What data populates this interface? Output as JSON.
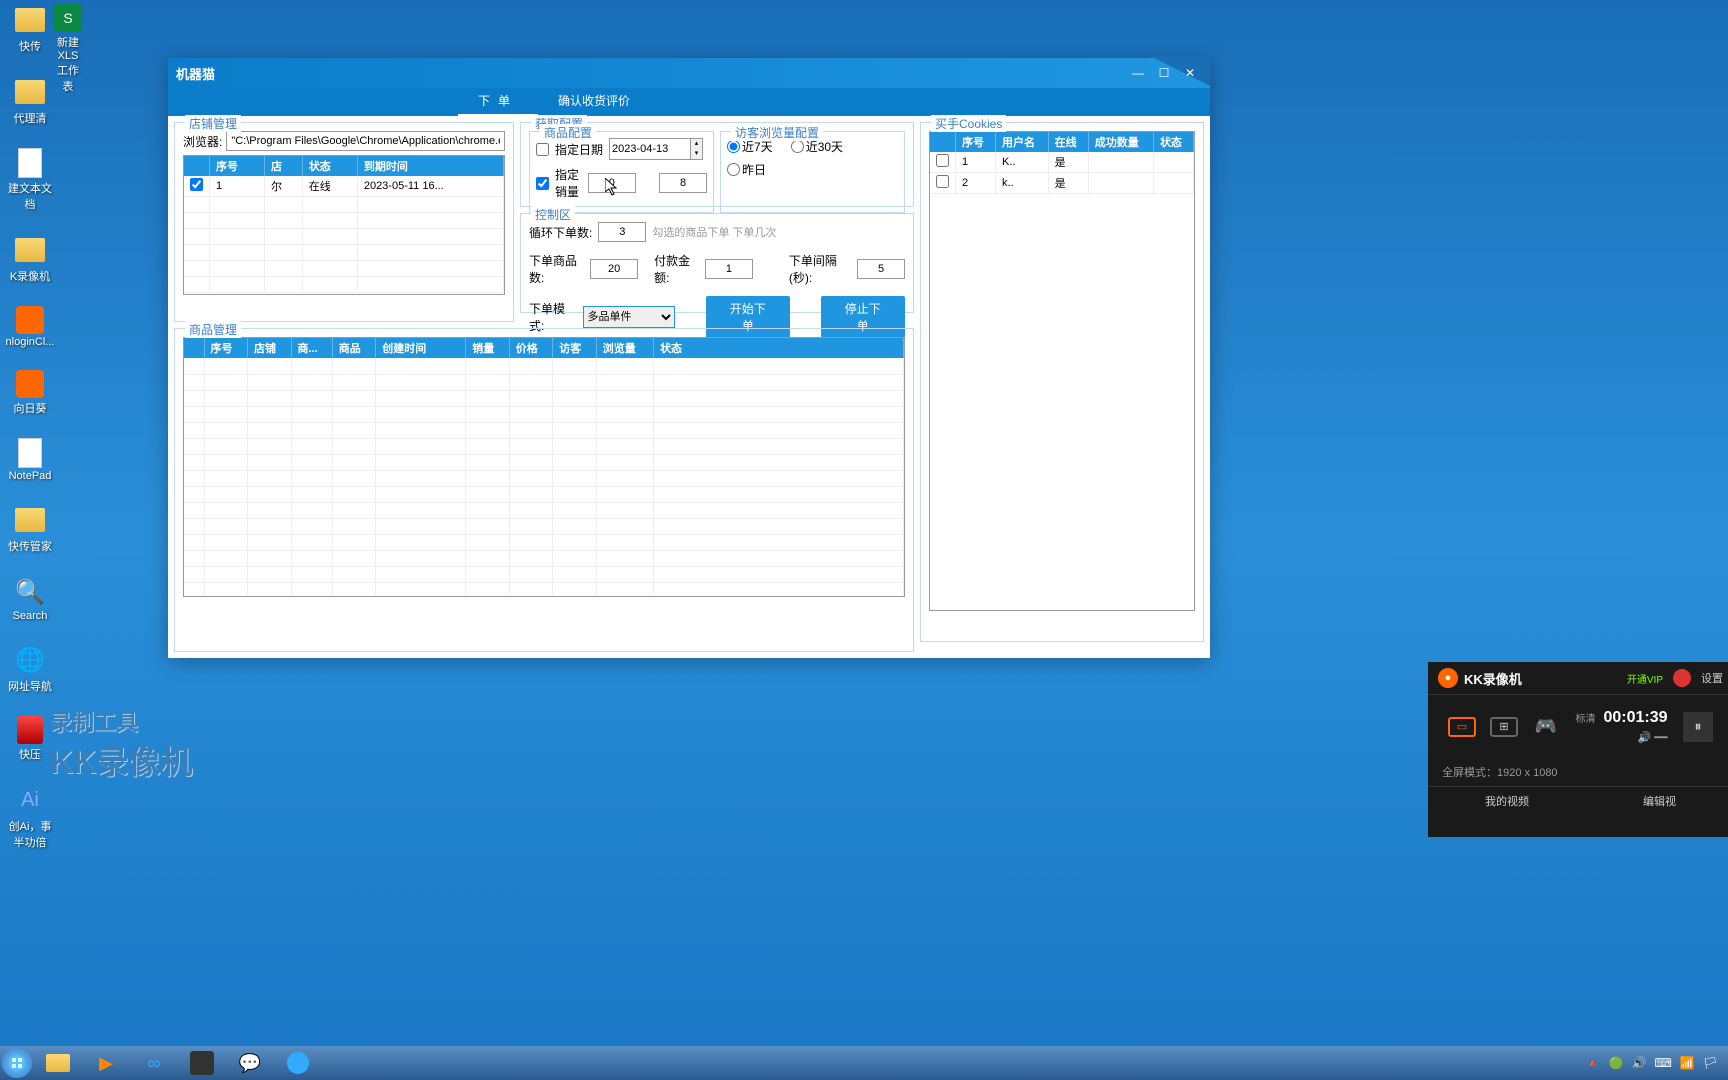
{
  "desktop": {
    "icons": [
      {
        "label": "快传",
        "type": "folder"
      },
      {
        "label": "新建 XLS 工作表",
        "type": "xls"
      },
      {
        "label": "代理清",
        "type": "folder"
      },
      {
        "label": "建文本文档",
        "type": "txt"
      },
      {
        "label": "K录像机",
        "type": "folder"
      },
      {
        "label": "nloginCl...",
        "type": "app-orange"
      },
      {
        "label": "向日葵",
        "type": "app-orange"
      },
      {
        "label": "NotePad",
        "type": "txt"
      },
      {
        "label": "快传管家",
        "type": "folder"
      },
      {
        "label": "Search",
        "type": "app-blue"
      },
      {
        "label": "网址导航",
        "type": "app-blue"
      },
      {
        "label": "快压",
        "type": "app-red"
      },
      {
        "label": "创Ai，事半功倍",
        "type": "ai"
      }
    ]
  },
  "app": {
    "title": "机器猫",
    "tabs": {
      "t1": "下单",
      "t2": "确认收货评价"
    },
    "store_mgmt": {
      "title": "店铺管理",
      "browser_label": "浏览器:",
      "browser_path": "\"C:\\Program Files\\Google\\Chrome\\Application\\chrome.exe\" http",
      "cols": {
        "c1": "序号",
        "c2": "店",
        "c3": "状态",
        "c4": "到期时间"
      },
      "rows": [
        {
          "seq": "1",
          "shop": "尔",
          "status": "在线",
          "expire": "2023-05-11 16..."
        }
      ]
    },
    "config_row": {
      "get_config": "获取配置",
      "product_config": {
        "title": "商品配置",
        "date_chk": "指定日期",
        "date_val": "2023-04-13",
        "sales_chk": "指定销量",
        "sales_from": "0",
        "sales_to": "8"
      },
      "visitor_config": {
        "title": "访客浏览量配置",
        "opt7": "近7天",
        "opt30": "近30天",
        "optYesterday": "昨日"
      }
    },
    "control": {
      "title": "控制区",
      "loop_label": "循环下单数:",
      "loop_val": "3",
      "loop_hint": "勾选的商品下单 下单几次",
      "count_label": "下单商品数:",
      "count_val": "20",
      "pay_label": "付款金额:",
      "pay_val": "1",
      "interval_label": "下单间隔(秒):",
      "interval_val": "5",
      "mode_label": "下单模式:",
      "mode_val": "多品单件",
      "btn_start": "开始下单",
      "btn_stop": "停止下单"
    },
    "product_mgmt": {
      "title": "商品管理",
      "cols": {
        "c1": "序号",
        "c2": "店铺",
        "c3": "商...",
        "c4": "商品",
        "c5": "创建时间",
        "c6": "销量",
        "c7": "价格",
        "c8": "访客",
        "c9": "浏览量",
        "c10": "状态"
      }
    },
    "cookies": {
      "title": "买手Cookies",
      "cols": {
        "c1": "序号",
        "c2": "用户名",
        "c3": "在线",
        "c4": "成功数量",
        "c5": "状态"
      },
      "rows": [
        {
          "seq": "1",
          "user": "K..",
          "online": "是"
        },
        {
          "seq": "2",
          "user": "k..",
          "online": "是"
        }
      ]
    }
  },
  "watermark": {
    "line1": "录制工具",
    "line2": "KK录像机"
  },
  "recorder": {
    "title": "KK录像机",
    "vip": "开通VIP",
    "settings": "设置",
    "quality": "标清",
    "time": "00:01:39",
    "fullscreen": "全屏模式：1920 x 1080",
    "my_video": "我的视频",
    "edit_video": "编辑视"
  },
  "taskbar": {
    "tray": [
      "🔺",
      "🟢",
      "🔊",
      "⌨",
      "📶",
      "🏳"
    ]
  }
}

▸ **What you are asked to do**
Without the pictures, restate each entry exactly.

▸ **Complete answer**
What data populates this interface? Output as JSON.
{
  "desktop": {
    "icons": [
      {
        "label": "快传",
        "type": "folder"
      },
      {
        "label": "新建 XLS 工作表",
        "type": "xls"
      },
      {
        "label": "代理清",
        "type": "folder"
      },
      {
        "label": "建文本文档",
        "type": "txt"
      },
      {
        "label": "K录像机",
        "type": "folder"
      },
      {
        "label": "nloginCl...",
        "type": "app-orange"
      },
      {
        "label": "向日葵",
        "type": "app-orange"
      },
      {
        "label": "NotePad",
        "type": "txt"
      },
      {
        "label": "快传管家",
        "type": "folder"
      },
      {
        "label": "Search",
        "type": "app-blue"
      },
      {
        "label": "网址导航",
        "type": "app-blue"
      },
      {
        "label": "快压",
        "type": "app-red"
      },
      {
        "label": "创Ai，事半功倍",
        "type": "ai"
      }
    ]
  },
  "app": {
    "title": "机器猫",
    "tabs": {
      "t1": "下单",
      "t2": "确认收货评价"
    },
    "store_mgmt": {
      "title": "店铺管理",
      "browser_label": "浏览器:",
      "browser_path": "\"C:\\Program Files\\Google\\Chrome\\Application\\chrome.exe\" http",
      "cols": {
        "c1": "序号",
        "c2": "店",
        "c3": "状态",
        "c4": "到期时间"
      },
      "rows": [
        {
          "seq": "1",
          "shop": "尔",
          "status": "在线",
          "expire": "2023-05-11 16..."
        }
      ]
    },
    "config_row": {
      "get_config": "获取配置",
      "product_config": {
        "title": "商品配置",
        "date_chk": "指定日期",
        "date_val": "2023-04-13",
        "sales_chk": "指定销量",
        "sales_from": "0",
        "sales_to": "8"
      },
      "visitor_config": {
        "title": "访客浏览量配置",
        "opt7": "近7天",
        "opt30": "近30天",
        "optYesterday": "昨日"
      }
    },
    "control": {
      "title": "控制区",
      "loop_label": "循环下单数:",
      "loop_val": "3",
      "loop_hint": "勾选的商品下单 下单几次",
      "count_label": "下单商品数:",
      "count_val": "20",
      "pay_label": "付款金额:",
      "pay_val": "1",
      "interval_label": "下单间隔(秒):",
      "interval_val": "5",
      "mode_label": "下单模式:",
      "mode_val": "多品单件",
      "btn_start": "开始下单",
      "btn_stop": "停止下单"
    },
    "product_mgmt": {
      "title": "商品管理",
      "cols": {
        "c1": "序号",
        "c2": "店铺",
        "c3": "商...",
        "c4": "商品",
        "c5": "创建时间",
        "c6": "销量",
        "c7": "价格",
        "c8": "访客",
        "c9": "浏览量",
        "c10": "状态"
      }
    },
    "cookies": {
      "title": "买手Cookies",
      "cols": {
        "c1": "序号",
        "c2": "用户名",
        "c3": "在线",
        "c4": "成功数量",
        "c5": "状态"
      },
      "rows": [
        {
          "seq": "1",
          "user": "K..",
          "online": "是"
        },
        {
          "seq": "2",
          "user": "k..",
          "online": "是"
        }
      ]
    }
  },
  "watermark": {
    "line1": "录制工具",
    "line2": "KK录像机"
  },
  "recorder": {
    "title": "KK录像机",
    "vip": "开通VIP",
    "settings": "设置",
    "quality": "标清",
    "time": "00:01:39",
    "fullscreen": "全屏模式：1920 x 1080",
    "my_video": "我的视频",
    "edit_video": "编辑视"
  },
  "taskbar": {
    "tray": [
      "🔺",
      "🟢",
      "🔊",
      "⌨",
      "📶",
      "🏳"
    ]
  }
}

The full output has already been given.